__Excerpts from a figure dataset__:
====

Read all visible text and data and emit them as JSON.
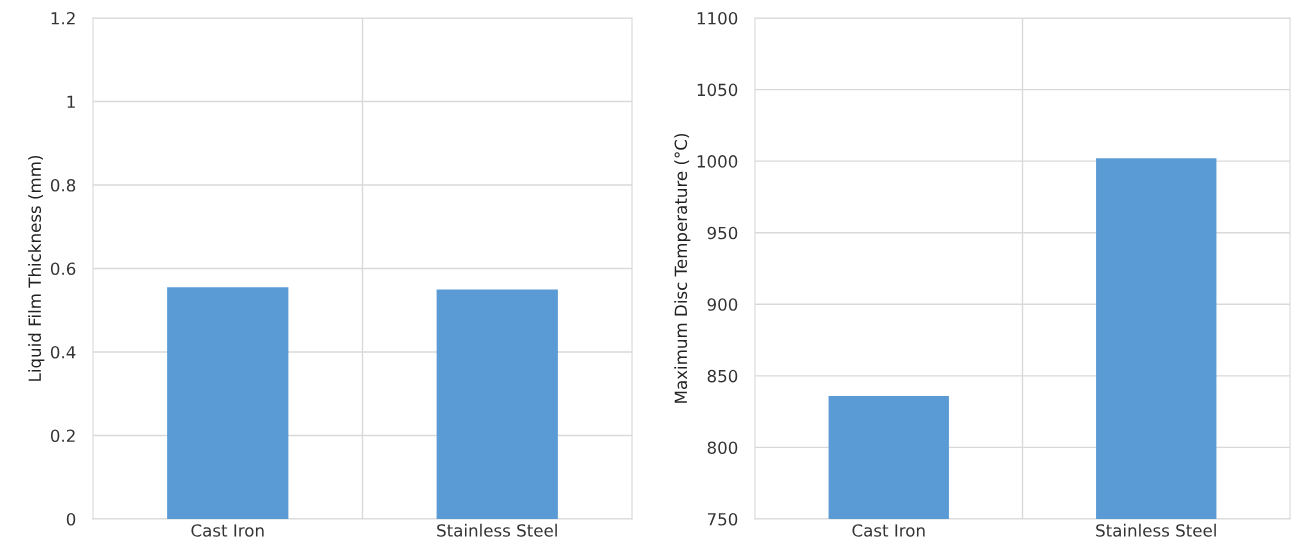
{
  "chart_data": [
    {
      "type": "bar",
      "categories": [
        "Cast Iron",
        "Stainless Steel"
      ],
      "values": [
        0.555,
        0.55
      ],
      "color": "#5b9bd5",
      "ylabel": "Liquid Film Thickness (mm)",
      "ylim": [
        0,
        1.2
      ],
      "yticks": [
        0,
        0.2,
        0.4,
        0.6,
        0.8,
        1,
        1.2
      ],
      "grid": true
    },
    {
      "type": "bar",
      "categories": [
        "Cast Iron",
        "Stainless Steel"
      ],
      "values": [
        836,
        1002
      ],
      "color": "#5b9bd5",
      "ylabel": "Maximum Disc Temperature (°C)",
      "ylim": [
        750,
        1100
      ],
      "yticks": [
        750,
        800,
        850,
        900,
        950,
        1000,
        1050,
        1100
      ],
      "grid": true
    }
  ]
}
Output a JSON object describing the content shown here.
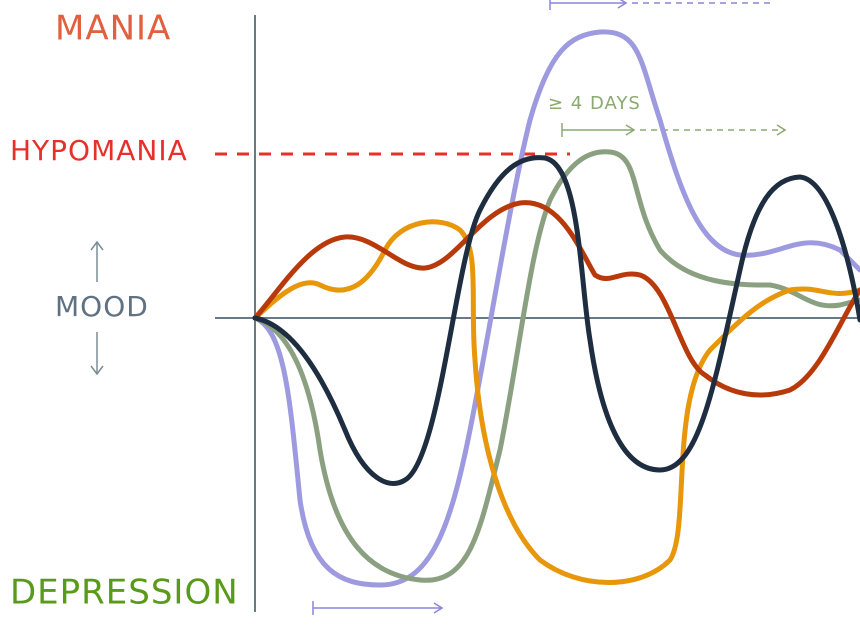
{
  "labels": {
    "mania": "MANIA",
    "hypomania": "HYPOMANIA",
    "mood": "MOOD",
    "depression": "DEPRESSION",
    "hypomania_duration": "≥ 4 DAYS"
  }
}
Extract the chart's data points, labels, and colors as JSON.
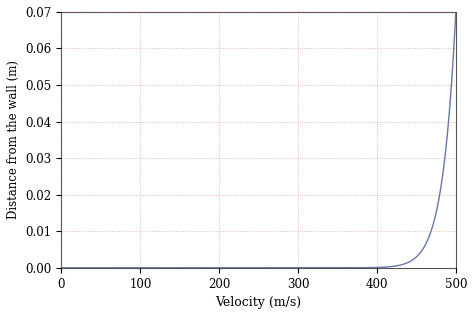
{
  "title": "",
  "xlabel": "Velocity (m/s)",
  "ylabel": "Distance from the wall (m)",
  "xlim": [
    0,
    500
  ],
  "ylim": [
    0.0,
    0.07
  ],
  "yticks": [
    0.0,
    0.01,
    0.02,
    0.03,
    0.04,
    0.05,
    0.06,
    0.07
  ],
  "xticks": [
    0,
    100,
    200,
    300,
    400,
    500
  ],
  "line_color": "#6677aa",
  "line_width": 1.0,
  "background_color": "#ffffff",
  "grid_color": "#cc4444",
  "grid_alpha": 0.45,
  "U_inf": 500,
  "delta": 0.07,
  "n": 30
}
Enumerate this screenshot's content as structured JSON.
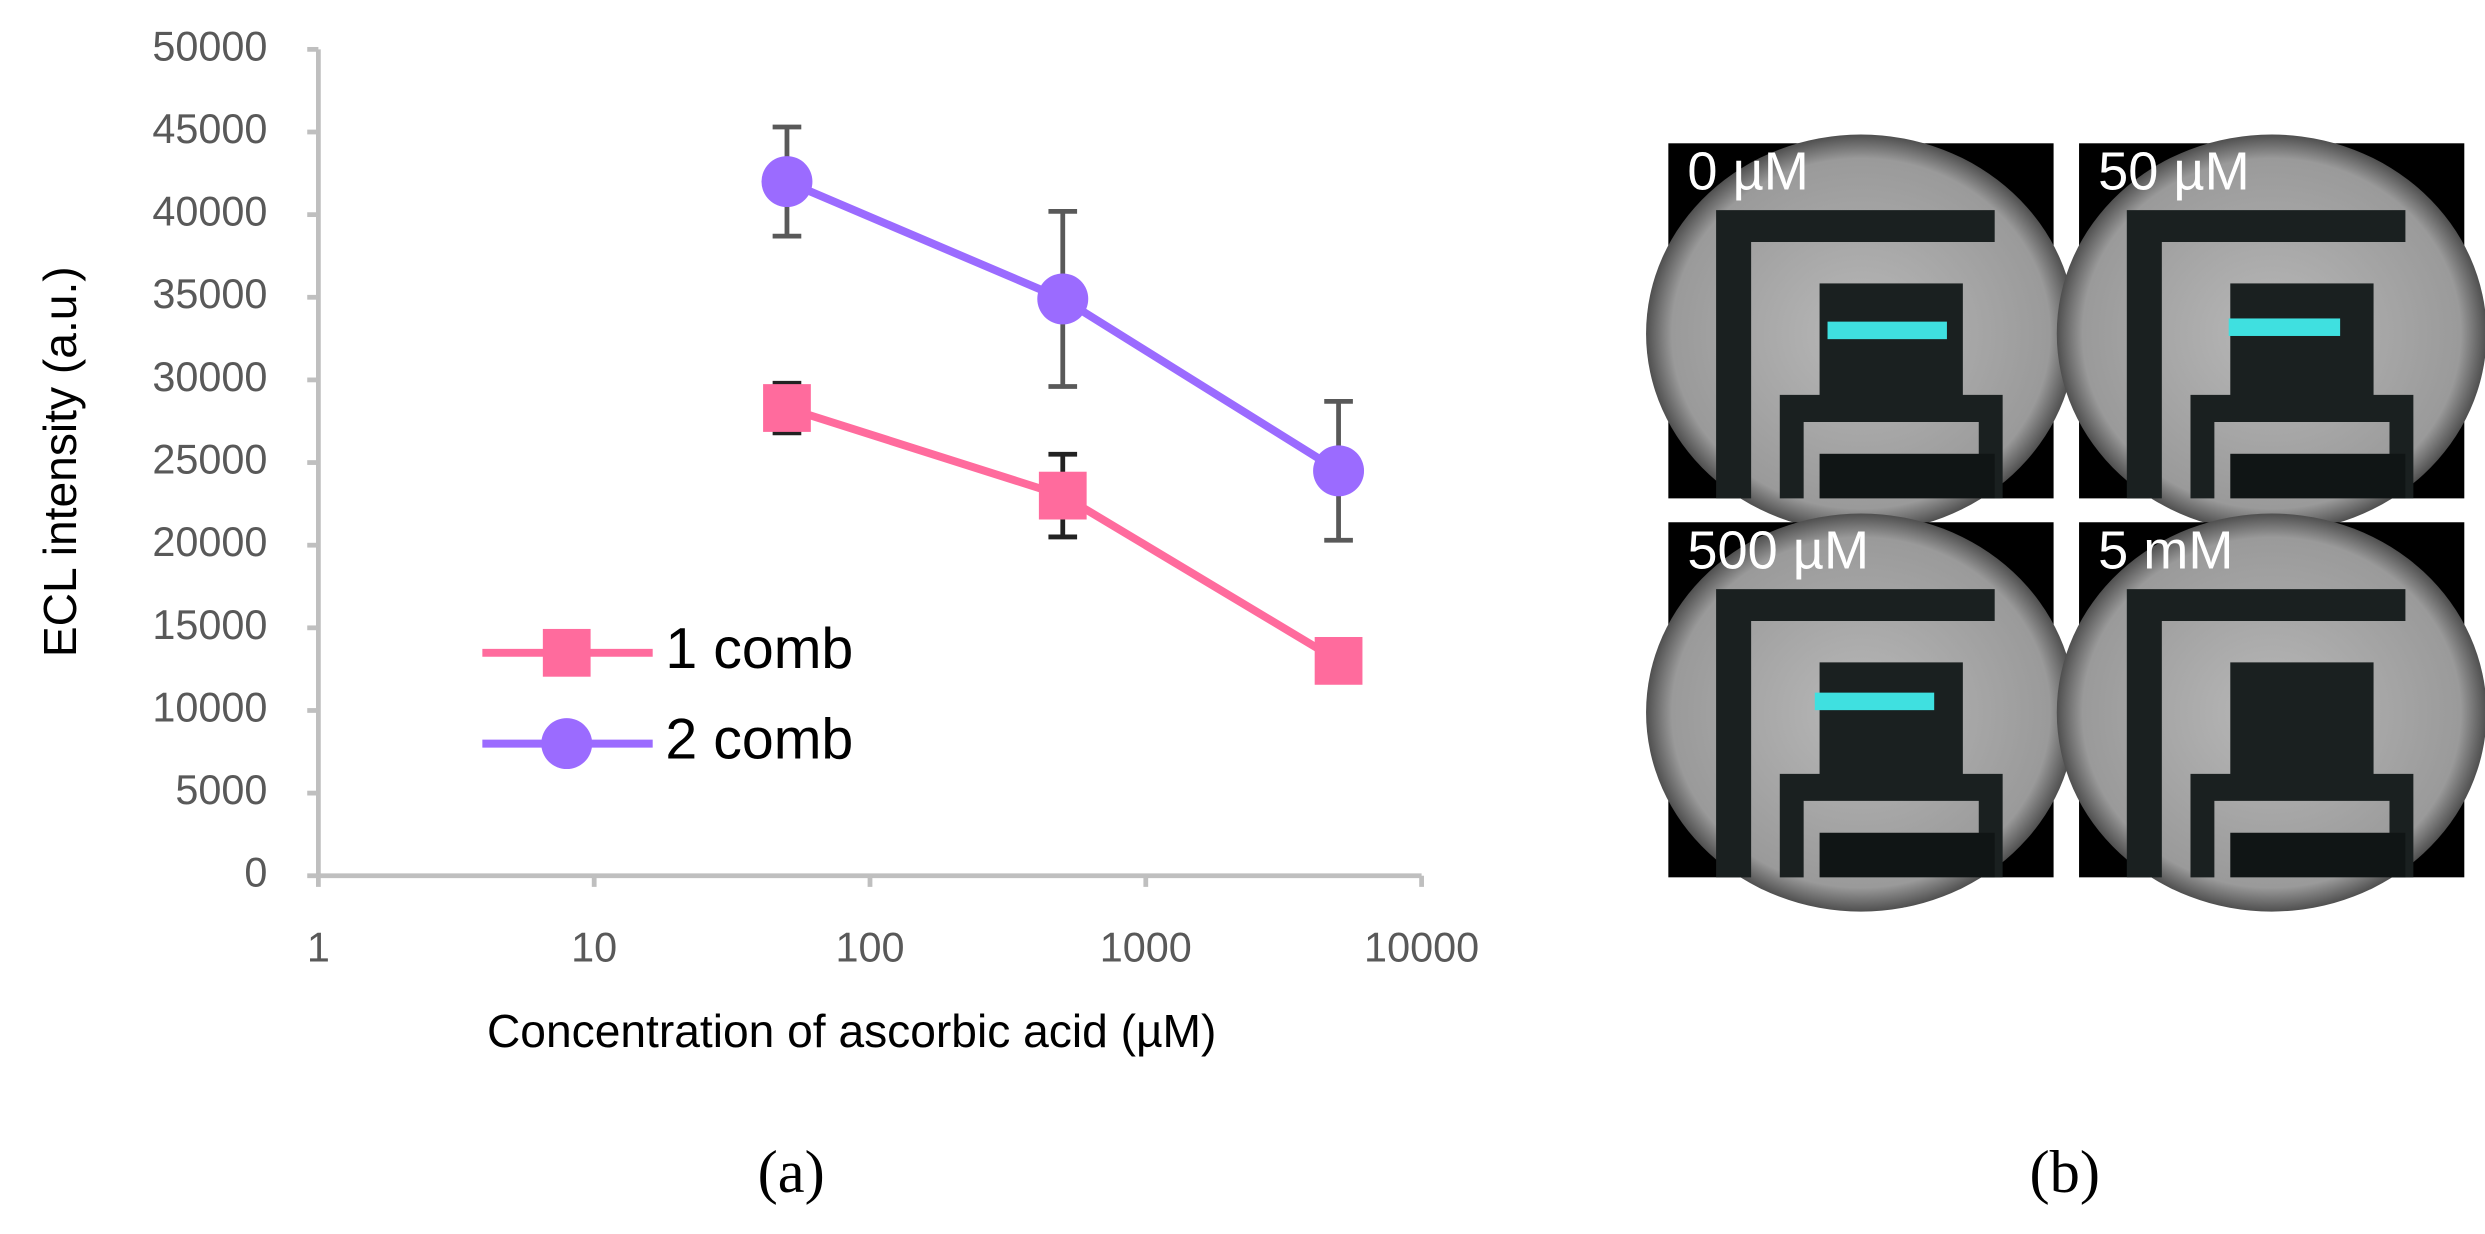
{
  "chart_data": {
    "type": "line",
    "xlabel": "Concentration of ascorbic acid (µM)",
    "ylabel": "ECL intensity (a.u.)",
    "x": [
      50,
      500,
      5000
    ],
    "xlog": true,
    "xlim": [
      1,
      10000
    ],
    "xticks": [
      1,
      10,
      100,
      1000,
      10000
    ],
    "ylim": [
      0,
      50000
    ],
    "yticks": [
      0,
      5000,
      10000,
      15000,
      20000,
      25000,
      30000,
      35000,
      40000,
      45000,
      50000
    ],
    "grid": false,
    "legend": "lower-left",
    "series": [
      {
        "name": "1 comb",
        "color": "#ff6b9d",
        "marker": "square",
        "error_color": "#222222",
        "values": [
          28300,
          23000,
          13000
        ],
        "errors": [
          1500,
          2500,
          null
        ]
      },
      {
        "name": "2 comb",
        "color": "#9b6bff",
        "marker": "circle",
        "error_color": "#595959",
        "values": [
          42000,
          34900,
          24500
        ],
        "errors": [
          3300,
          5300,
          4200
        ]
      }
    ]
  },
  "panels": {
    "a": "(a)",
    "b": "(b)"
  },
  "images": [
    {
      "label": "0 µM"
    },
    {
      "label": "50 µM"
    },
    {
      "label": "500 µM"
    },
    {
      "label": "5 mM"
    }
  ]
}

====

__The task__: All of the entries above should be copied exactly, except for the pictures.

__Exercise response__:
Read all visible text and data and emit them as JSON.
{
  "chart_data": [
    {
      "type": "bar",
      "categories": [
        "Cast Iron",
        "Stainless Steel"
      ],
      "values": [
        0.555,
        0.55
      ],
      "color": "#5b9bd5",
      "ylabel": "Liquid Film Thickness (mm)",
      "ylim": [
        0,
        1.2
      ],
      "yticks": [
        0,
        0.2,
        0.4,
        0.6,
        0.8,
        1,
        1.2
      ],
      "grid": true
    },
    {
      "type": "bar",
      "categories": [
        "Cast Iron",
        "Stainless Steel"
      ],
      "values": [
        836,
        1002
      ],
      "color": "#5b9bd5",
      "ylabel": "Maximum Disc Temperature (°C)",
      "ylim": [
        750,
        1100
      ],
      "yticks": [
        750,
        800,
        850,
        900,
        950,
        1000,
        1050,
        1100
      ],
      "grid": true
    }
  ]
}
Output a JSON object describing the content shown here.
{
  "labels": {
    "mania": "MANIA",
    "hypomania": "HYPOMANIA",
    "mood": "MOOD",
    "depression": "DEPRESSION",
    "hypomania_duration": "≥ 4 DAYS"
  }
}
Extract the chart's data points, labels, and colors as JSON.
{
  "title": "",
  "xlabel": "Velocity (m/s)",
  "ylabel": "Distance from the wall (m)",
  "xlim": [
    0,
    500
  ],
  "ylim": [
    0.0,
    0.07
  ],
  "yticks": [
    0.0,
    0.01,
    0.02,
    0.03,
    0.04,
    0.05,
    0.06,
    0.07
  ],
  "xticks": [
    0,
    100,
    200,
    300,
    400,
    500
  ],
  "line_color": "#6677aa",
  "line_width": 1.0,
  "background_color": "#ffffff",
  "grid_color": "#cc4444",
  "grid_alpha": 0.45,
  "U_inf": 500,
  "delta": 0.07,
  "n": 30
}
Enumerate this screenshot's content as structured JSON.
{
  "chart_data": {
    "type": "line",
    "xlabel": "Concentration of ascorbic acid (µM)",
    "ylabel": "ECL intensity (a.u.)",
    "x": [
      50,
      500,
      5000
    ],
    "xlog": true,
    "xlim": [
      1,
      10000
    ],
    "xticks": [
      1,
      10,
      100,
      1000,
      10000
    ],
    "ylim": [
      0,
      50000
    ],
    "yticks": [
      0,
      5000,
      10000,
      15000,
      20000,
      25000,
      30000,
      35000,
      40000,
      45000,
      50000
    ],
    "grid": false,
    "legend": "lower-left",
    "series": [
      {
        "name": "1 comb",
        "color": "#ff6b9d",
        "marker": "square",
        "error_color": "#222222",
        "values": [
          28300,
          23000,
          13000
        ],
        "errors": [
          1500,
          2500,
          null
        ]
      },
      {
        "name": "2 comb",
        "color": "#9b6bff",
        "marker": "circle",
        "error_color": "#595959",
        "values": [
          42000,
          34900,
          24500
        ],
        "errors": [
          3300,
          5300,
          4200
        ]
      }
    ]
  },
  "panels": {
    "a": "(a)",
    "b": "(b)"
  },
  "images": [
    {
      "label": "0 µM"
    },
    {
      "label": "50 µM"
    },
    {
      "label": "500 µM"
    },
    {
      "label": "5 mM"
    }
  ]
}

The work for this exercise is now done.